Set problem -> Write out each line of the material again, word for word.

Raw records ->
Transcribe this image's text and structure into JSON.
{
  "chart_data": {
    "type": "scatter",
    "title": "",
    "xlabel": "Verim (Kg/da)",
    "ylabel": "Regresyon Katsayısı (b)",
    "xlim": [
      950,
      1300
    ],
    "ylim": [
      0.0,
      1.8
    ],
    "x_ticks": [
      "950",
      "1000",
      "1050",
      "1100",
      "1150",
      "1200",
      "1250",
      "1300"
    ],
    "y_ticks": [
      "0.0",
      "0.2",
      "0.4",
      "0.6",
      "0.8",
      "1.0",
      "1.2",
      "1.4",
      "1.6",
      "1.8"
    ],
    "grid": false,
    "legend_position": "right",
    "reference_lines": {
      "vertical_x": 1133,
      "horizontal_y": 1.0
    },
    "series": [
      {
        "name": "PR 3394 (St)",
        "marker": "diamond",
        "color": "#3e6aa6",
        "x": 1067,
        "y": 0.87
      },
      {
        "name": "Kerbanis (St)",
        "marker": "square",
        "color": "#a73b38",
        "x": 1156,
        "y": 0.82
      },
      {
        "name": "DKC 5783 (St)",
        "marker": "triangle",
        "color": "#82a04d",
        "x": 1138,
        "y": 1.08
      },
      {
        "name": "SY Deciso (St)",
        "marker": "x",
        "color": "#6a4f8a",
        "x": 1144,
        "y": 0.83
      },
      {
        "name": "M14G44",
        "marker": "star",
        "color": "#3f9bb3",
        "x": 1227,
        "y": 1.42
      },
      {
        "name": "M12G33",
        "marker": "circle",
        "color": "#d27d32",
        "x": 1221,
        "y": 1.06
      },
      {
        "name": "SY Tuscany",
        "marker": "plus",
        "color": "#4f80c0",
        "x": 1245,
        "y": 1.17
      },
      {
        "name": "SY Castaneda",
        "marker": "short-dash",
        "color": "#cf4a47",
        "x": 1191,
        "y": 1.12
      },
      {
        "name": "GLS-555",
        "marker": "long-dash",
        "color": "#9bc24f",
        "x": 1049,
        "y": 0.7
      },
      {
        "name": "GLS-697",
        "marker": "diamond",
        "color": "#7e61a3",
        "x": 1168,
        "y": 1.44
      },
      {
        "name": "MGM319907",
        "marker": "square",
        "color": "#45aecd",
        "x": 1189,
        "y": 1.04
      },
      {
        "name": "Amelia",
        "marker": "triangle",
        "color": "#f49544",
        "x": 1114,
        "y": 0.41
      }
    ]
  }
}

Exercise response ->
Transcribe this image's text and structure into JSON.
{
  "chart_data": {
    "type": "scatter",
    "title": "",
    "xlabel": "Verim (Kg/da)",
    "ylabel": "Regresyon Katsayısı (b)",
    "xlim": [
      950,
      1300
    ],
    "ylim": [
      0.0,
      1.8
    ],
    "x_ticks": [
      "950",
      "1000",
      "1050",
      "1100",
      "1150",
      "1200",
      "1250",
      "1300"
    ],
    "y_ticks": [
      "0.0",
      "0.2",
      "0.4",
      "0.6",
      "0.8",
      "1.0",
      "1.2",
      "1.4",
      "1.6",
      "1.8"
    ],
    "grid": false,
    "legend_position": "right",
    "reference_lines": {
      "vertical_x": 1133,
      "horizontal_y": 1.0
    },
    "series": [
      {
        "name": "PR 3394 (St)",
        "marker": "diamond",
        "color": "#3e6aa6",
        "x": 1067,
        "y": 0.87
      },
      {
        "name": "Kerbanis (St)",
        "marker": "square",
        "color": "#a73b38",
        "x": 1156,
        "y": 0.82
      },
      {
        "name": "DKC 5783 (St)",
        "marker": "triangle",
        "color": "#82a04d",
        "x": 1138,
        "y": 1.08
      },
      {
        "name": "SY Deciso (St)",
        "marker": "x",
        "color": "#6a4f8a",
        "x": 1144,
        "y": 0.83
      },
      {
        "name": "M14G44",
        "marker": "star",
        "color": "#3f9bb3",
        "x": 1227,
        "y": 1.42
      },
      {
        "name": "M12G33",
        "marker": "circle",
        "color": "#d27d32",
        "x": 1221,
        "y": 1.06
      },
      {
        "name": "SY Tuscany",
        "marker": "plus",
        "color": "#4f80c0",
        "x": 1245,
        "y": 1.17
      },
      {
        "name": "SY Castaneda",
        "marker": "short-dash",
        "color": "#cf4a47",
        "x": 1191,
        "y": 1.12
      },
      {
        "name": "GLS-555",
        "marker": "long-dash",
        "color": "#9bc24f",
        "x": 1049,
        "y": 0.7
      },
      {
        "name": "GLS-697",
        "marker": "diamond",
        "color": "#7e61a3",
        "x": 1168,
        "y": 1.44
      },
      {
        "name": "MGM319907",
        "marker": "square",
        "color": "#45aecd",
        "x": 1189,
        "y": 1.04
      },
      {
        "name": "Amelia",
        "marker": "triangle",
        "color": "#f49544",
        "x": 1114,
        "y": 0.41
      }
    ]
  }
}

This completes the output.